── DOCUMENT SEGMENT
The Spool / Movies
Jackass Forever sends the ball-busting buddies keenly into their twilight years
Johnny Knoxville and the gang may be greyer, but their unquenchable thirst to debase themselves for our enjoyment continues unabated.
Read also: the best live TV streaming services with free trial>

Johnny Knoxville and the gang may be greyer, saggier, and fatter, but their unquenchable thirst to debase themselves for our enjoyment continues unabated.

Filmmaker of the Month: The Jackass Crew
Artwork: Felipe Sobreiro

As the old adage goes, “With age comes wisdom.” But as Johnny Knoxville, Steve-O, and the rest of the Jackass gang have refreshingly proven, sometimes the best way to stay forever young is to just stick close to your childhood buddies and keep doing the same dumb shit to each other over and over again. And since Jackass aired its first episode on MTV in 2000, that’s exactly what they’ve been doing, finding ever more creative ways to kick themselves (and each other) in the balls, sic wild animals and insects on them, and generally flaunting the rules of polite society and personal safety. With Jackass Forever, the fourth anthology movie in the series, Johnny and the rest are a little older, but no more wiser, and we’re all the more thankful for it.

Luckily, Jeff Tremaine‘s fourth film is hardly ignorant of the fact that everyone’s a little bit older and grayer; depending on the date of the shoot, Knoxville’s hair is either a shock of grey or dyed black (“You didn’t film my bald spot, did you?” he jokes to the cameraman at one point, before turning to put it on full display). Steve-O flashes his new pearly whites and his more weathered, but clean look (good for him, by the way); Preston Lacy heaves with the fatigue that comes with age. But while their bodies are starting to fail them, their mindsets are trapped in perpetual adolescence, cackling with glee at each new prank they pull on one another. And of course, the gang’s not all here anymore; Ryan Dunn tragically died in a drunk driving incident in 2011, and Bam Margera is conspicuously missing (all signs point to a falling-out).

Jackass Forever (Paramount Pictures)
Chris Pontius, Eric André, Rachel Wolfson, and Eric Manaka in jackass forever from Paramount Pictures and MTV Entertainment Studios.

But to fill the gaps in their coterie, and to not-so-transparently pass the torch to a new generation, we’re introduced to a new set of Jackasses in the now-ubiquitous gonzo opening sequence — in which a scale-model city and its denizens are terrorized by a lizard-like monster consisting of Chris Pontius’ cock and balls, painted green and puppeteered by co-creator/producer Spike Jonze. They’re a fine bunch, though some get more spotlight than others: Zach Holmes’ obesity is played as a sick joke that he nonetheless leans into, and one new guy (nicknamed “Poopies”) seems destined to be the group’s new punching bag, which is saying something considering they’re all each other’s punching bags.
────
## PROMPT 1:
According to the Jackass Forever review, in what year did Jackass air its first episode on MTV?
── LISTED RECORDS
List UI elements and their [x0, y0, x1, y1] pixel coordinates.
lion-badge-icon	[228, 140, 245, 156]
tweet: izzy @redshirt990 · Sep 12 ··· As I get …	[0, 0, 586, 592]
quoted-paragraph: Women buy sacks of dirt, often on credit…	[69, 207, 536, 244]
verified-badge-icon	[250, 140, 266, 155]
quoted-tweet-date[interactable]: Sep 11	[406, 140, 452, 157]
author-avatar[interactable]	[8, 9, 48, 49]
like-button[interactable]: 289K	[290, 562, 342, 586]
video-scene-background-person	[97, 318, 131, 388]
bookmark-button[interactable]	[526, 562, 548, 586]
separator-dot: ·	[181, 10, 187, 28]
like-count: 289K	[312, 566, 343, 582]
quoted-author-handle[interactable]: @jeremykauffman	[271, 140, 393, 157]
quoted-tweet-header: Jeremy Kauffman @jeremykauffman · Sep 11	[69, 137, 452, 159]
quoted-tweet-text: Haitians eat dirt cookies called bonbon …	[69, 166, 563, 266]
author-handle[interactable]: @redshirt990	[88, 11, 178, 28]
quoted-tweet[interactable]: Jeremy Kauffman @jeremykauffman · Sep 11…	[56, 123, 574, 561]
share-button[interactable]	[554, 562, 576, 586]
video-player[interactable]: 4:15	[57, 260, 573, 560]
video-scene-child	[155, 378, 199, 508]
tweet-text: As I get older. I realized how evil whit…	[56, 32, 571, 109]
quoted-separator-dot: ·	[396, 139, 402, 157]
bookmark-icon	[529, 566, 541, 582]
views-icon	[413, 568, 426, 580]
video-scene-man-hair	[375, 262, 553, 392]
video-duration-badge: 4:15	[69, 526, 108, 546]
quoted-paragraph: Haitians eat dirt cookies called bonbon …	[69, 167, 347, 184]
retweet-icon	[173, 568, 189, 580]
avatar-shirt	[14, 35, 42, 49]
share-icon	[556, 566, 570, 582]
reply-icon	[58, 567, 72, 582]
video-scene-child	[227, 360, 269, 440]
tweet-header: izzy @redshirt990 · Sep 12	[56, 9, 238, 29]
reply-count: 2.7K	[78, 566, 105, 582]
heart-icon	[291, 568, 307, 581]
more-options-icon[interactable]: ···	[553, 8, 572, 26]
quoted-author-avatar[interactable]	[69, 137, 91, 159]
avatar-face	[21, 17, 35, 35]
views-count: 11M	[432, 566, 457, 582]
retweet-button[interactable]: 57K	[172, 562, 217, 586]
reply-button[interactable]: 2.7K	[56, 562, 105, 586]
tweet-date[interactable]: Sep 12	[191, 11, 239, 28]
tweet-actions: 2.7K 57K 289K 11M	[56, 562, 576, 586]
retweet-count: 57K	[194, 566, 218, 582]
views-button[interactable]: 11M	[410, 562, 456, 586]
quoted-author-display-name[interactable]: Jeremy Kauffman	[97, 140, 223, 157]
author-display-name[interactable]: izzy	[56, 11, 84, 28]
────
## PROMPT 2:
Reproduce the records from their first line through the line containing "568, 426, 580]", inclusive, substituting "glyph" for every "icon" and changing nothing else.

## RESPONSE 1:
2000

## RESPONSE 2:
List UI elements and their [x0, y0, x1, y1] pixel coordinates.
lion-badge-glyph	[228, 140, 245, 156]
tweet: izzy @redshirt990 · Sep 12 ··· As I get …	[0, 0, 586, 592]
quoted-paragraph: Women buy sacks of dirt, often on credit…	[69, 207, 536, 244]
verified-badge-glyph	[250, 140, 266, 155]
quoted-tweet-date[interactable]: Sep 11	[406, 140, 452, 157]
author-avatar[interactable]	[8, 9, 48, 49]
like-button[interactable]: 289K	[290, 562, 342, 586]
video-scene-background-person	[97, 318, 131, 388]
bookmark-button[interactable]	[526, 562, 548, 586]
separator-dot: ·	[181, 10, 187, 28]
like-count: 289K	[312, 566, 343, 582]
quoted-author-handle[interactable]: @jeremykauffman	[271, 140, 393, 157]
quoted-tweet-header: Jeremy Kauffman @jeremykauffman · Sep 11	[69, 137, 452, 159]
quoted-tweet-text: Haitians eat dirt cookies called bonbon …	[69, 166, 563, 266]
author-handle[interactable]: @redshirt990	[88, 11, 178, 28]
quoted-tweet[interactable]: Jeremy Kauffman @jeremykauffman · Sep 11…	[56, 123, 574, 561]
share-button[interactable]	[554, 562, 576, 586]
video-player[interactable]: 4:15	[57, 260, 573, 560]
video-scene-child	[155, 378, 199, 508]
tweet-text: As I get older. I realized how evil whit…	[56, 32, 571, 109]
quoted-separator-dot: ·	[396, 139, 402, 157]
bookmark-glyph	[529, 566, 541, 582]
views-glyph	[413, 568, 426, 580]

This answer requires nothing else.